Transcribe every entry word for word. Skip the pictures.
** Start of MATERIAL **
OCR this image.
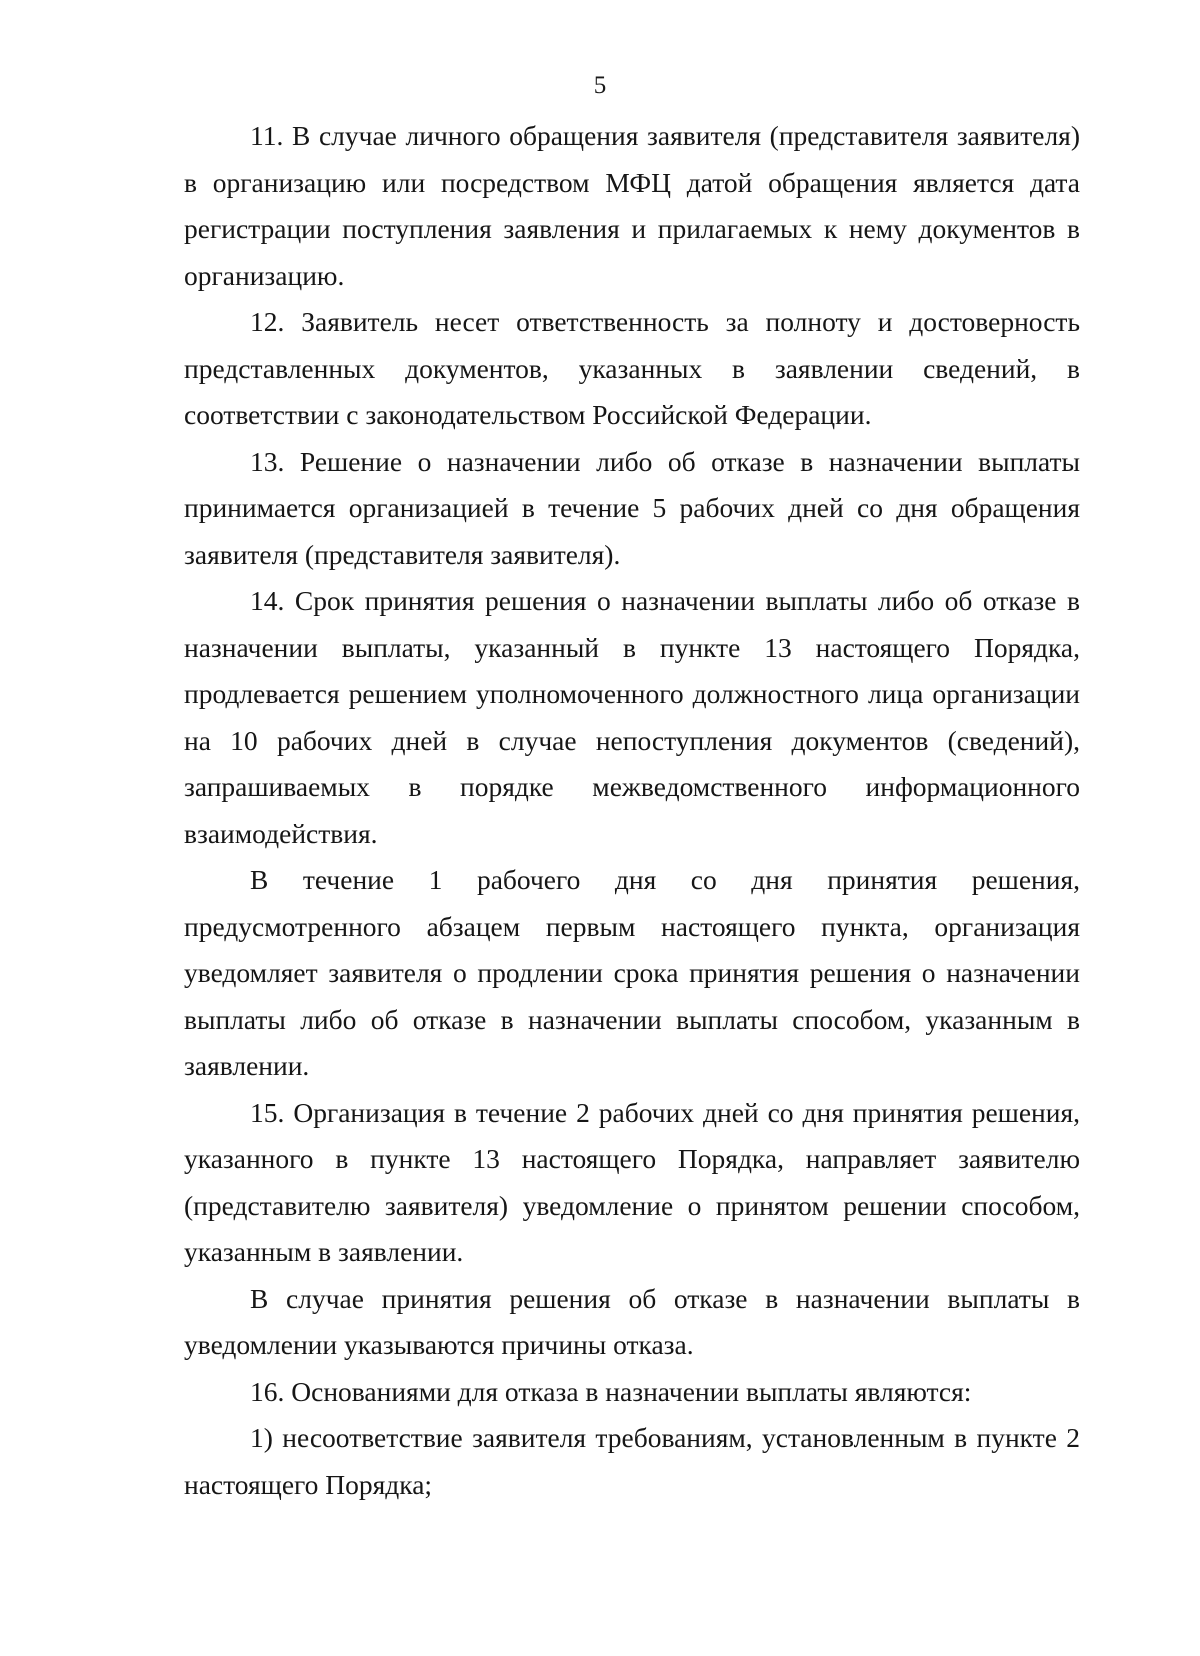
5

11. В случае личного обращения заявителя (представителя заявителя) в организацию или посредством МФЦ датой обращения является дата регистрации поступления заявления и прилагаемых к нему документов в организацию.

12. Заявитель несет ответственность за полноту и достоверность представленных документов, указанных в заявлении сведений, в соответствии с законодательством Российской Федерации.

13. Решение о назначении либо об отказе в назначении выплаты принимается организацией в течение 5 рабочих дней со дня обращения заявителя (представителя заявителя).

14. Срок принятия решения о назначении выплаты либо об отказе в назначении выплаты, указанный в пункте 13 настоящего Порядка, продлевается решением уполномоченного должностного лица организации на 10 рабочих дней в случае непоступления документов (сведений), запрашиваемых в порядке межведомственного информационного взаимодействия.

В течение 1 рабочего дня со дня принятия решения, предусмотренного абзацем первым настоящего пункта, организация уведомляет заявителя о продлении срока принятия решения о назначении выплаты либо об отказе в назначении выплаты способом, указанным в заявлении.

15. Организация в течение 2 рабочих дней со дня принятия решения, указанного в пункте 13 настоящего Порядка, направляет заявителю (представителю заявителя) уведомление о принятом решении способом, указанным в заявлении.

В случае принятия решения об отказе в назначении выплаты в уведомлении указываются причины отказа.

16. Основаниями для отказа в назначении выплаты являются:

1) несоответствие заявителя требованиям, установленным в пункте 2 настоящего Порядка;
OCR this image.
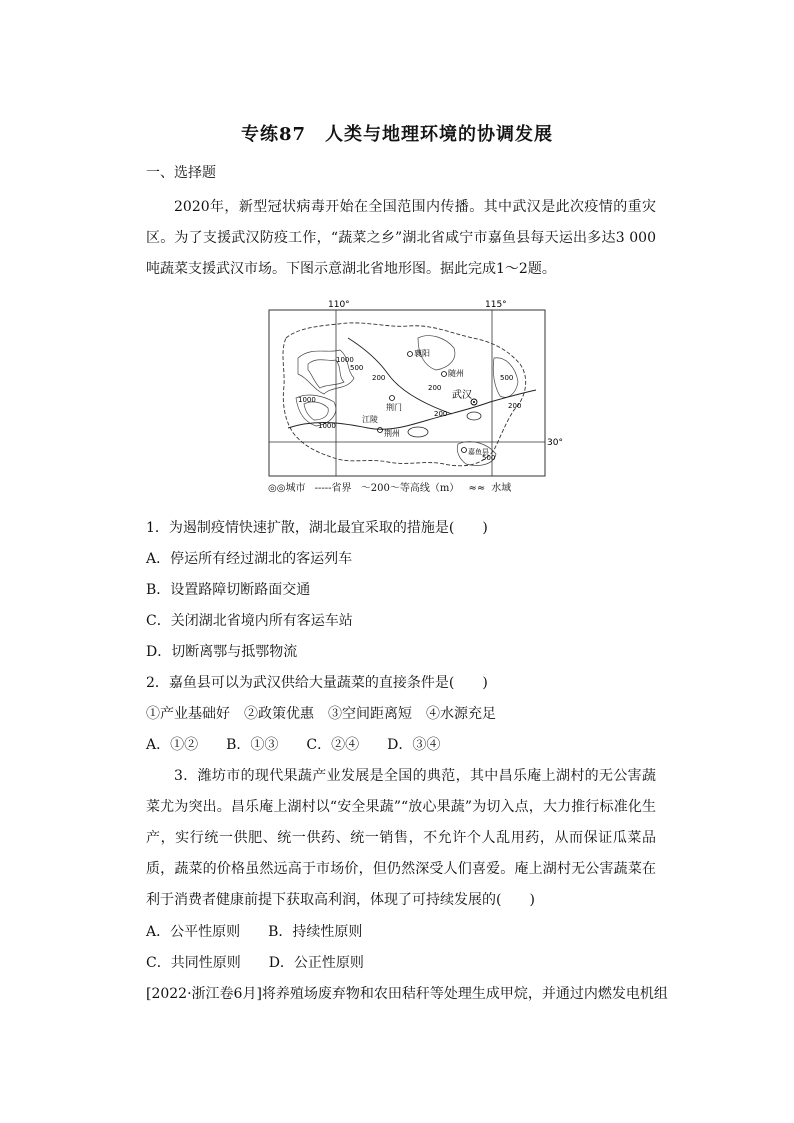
专练87　人类与地理环境的协调发展
一、选择题
2020年，新型冠状病毒开始在全国范围内传播。其中武汉是此次疫情的重灾区。为了支援武汉防疫工作，“蔬菜之乡”湖北省咸宁市嘉鱼县每天运出多达3 000吨蔬菜支援武汉市场。下图示意湖北省地形图。据此完成1～2题。
110°	115°
30°
襄阳
随州
荆门
武汉
江陵
荆州
嘉鱼县
1000
500
200
1000
200
200
500
200
500
1000
◎◎城市 -----省界 ～200～等高线（m） ≈≈ 水域
1．为遏制疫情快速扩散，湖北最宜采取的措施是(　　)
A．停运所有经过湖北的客运列车
B．设置路障切断路面交通
C．关闭湖北省境内所有客运车站
D．切断离鄂与抵鄂物流
2．嘉鱼县可以为武汉供给大量蔬菜的直接条件是(　　)
①产业基础好　②政策优惠　③空间距离短　④水源充足
A．①②　　B．①③　　C．②④　　D．③④
3．潍坊市的现代果蔬产业发展是全国的典范，其中昌乐庵上湖村的无公害蔬菜尤为突出。昌乐庵上湖村以“安全果蔬”“放心果蔬”为切入点，大力推行标准化生产，实行统一供肥、统一供药、统一销售，不允许个人乱用药，从而保证瓜菜品质，蔬菜的价格虽然远高于市场价，但仍然深受人们喜爱。庵上湖村无公害蔬菜在利于消费者健康前提下获取高利润，体现了可持续发展的(　　)
A．公平性原则　　B．持续性原则
C．共同性原则　　D．公正性原则
[2022·浙江卷6月]将养殖场废弃物和农田秸秆等处理生成甲烷，并通过内燃发电机组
** End of MATERIAL **
• _SOLUTION FOR THIS EXERCISE_:
OCR this image.
5

11. В случае личного обращения заявителя (представителя заявителя) в организацию или посредством МФЦ датой обращения является дата регистрации поступления заявления и прилагаемых к нему документов в организацию.

12. Заявитель несет ответственность за полноту и достоверность представленных документов, указанных в заявлении сведений, в соответствии с законодательством Российской Федерации.

13. Решение о назначении либо об отказе в назначении выплаты принимается организацией в течение 5 рабочих дней со дня обращения заявителя (представителя заявителя).

14. Срок принятия решения о назначении выплаты либо об отказе в назначении выплаты, указанный в пункте 13 настоящего Порядка, продлевается решением уполномоченного должностного лица организации на 10 рабочих дней в случае непоступления документов (сведений), запрашиваемых в порядке межведомственного информационного взаимодействия.

В течение 1 рабочего дня со дня принятия решения, предусмотренного абзацем первым настоящего пункта, организация уведомляет заявителя о продлении срока принятия решения о назначении выплаты либо об отказе в назначении выплаты способом, указанным в заявлении.

15. Организация в течение 2 рабочих дней со дня принятия решения, указанного в пункте 13 настоящего Порядка, направляет заявителю (представителю заявителя) уведомление о принятом решении способом, указанным в заявлении.

В случае принятия решения об отказе в назначении выплаты в уведомлении указываются причины отказа.

16. Основаниями для отказа в назначении выплаты являются:

1) несоответствие заявителя требованиям, установленным в пункте 2 настоящего Порядка;
OCR this image.
专练87　人类与地理环境的协调发展
一、选择题
2020年，新型冠状病毒开始在全国范围内传播。其中武汉是此次疫情的重灾区。为了支援武汉防疫工作，“蔬菜之乡”湖北省咸宁市嘉鱼县每天运出多达3 000吨蔬菜支援武汉市场。下图示意湖北省地形图。据此完成1～2题。
110°	115°
30°
襄阳
随州
荆门
武汉
江陵
荆州
嘉鱼县
1000
500
200
1000
200
200
500
200
500
1000
◎◎城市 -----省界 ～200～等高线（m） ≈≈ 水域
1．为遏制疫情快速扩散，湖北最宜采取的措施是(　　)
A．停运所有经过湖北的客运列车
B．设置路障切断路面交通
C．关闭湖北省境内所有客运车站
D．切断离鄂与抵鄂物流
2．嘉鱼县可以为武汉供给大量蔬菜的直接条件是(　　)
①产业基础好　②政策优惠　③空间距离短　④水源充足
A．①②　　B．①③　　C．②④　　D．③④
3．潍坊市的现代果蔬产业发展是全国的典范，其中昌乐庵上湖村的无公害蔬菜尤为突出。昌乐庵上湖村以“安全果蔬”“放心果蔬”为切入点，大力推行标准化生产，实行统一供肥、统一供药、统一销售，不允许个人乱用药，从而保证瓜菜品质，蔬菜的价格虽然远高于市场价，但仍然深受人们喜爱。庵上湖村无公害蔬菜在利于消费者健康前提下获取高利润，体现了可持续发展的(　　)
A．公平性原则　　B．持续性原则
C．共同性原则　　D．公正性原则
[2022·浙江卷6月]将养殖场废弃物和农田秸秆等处理生成甲烷，并通过内燃发电机组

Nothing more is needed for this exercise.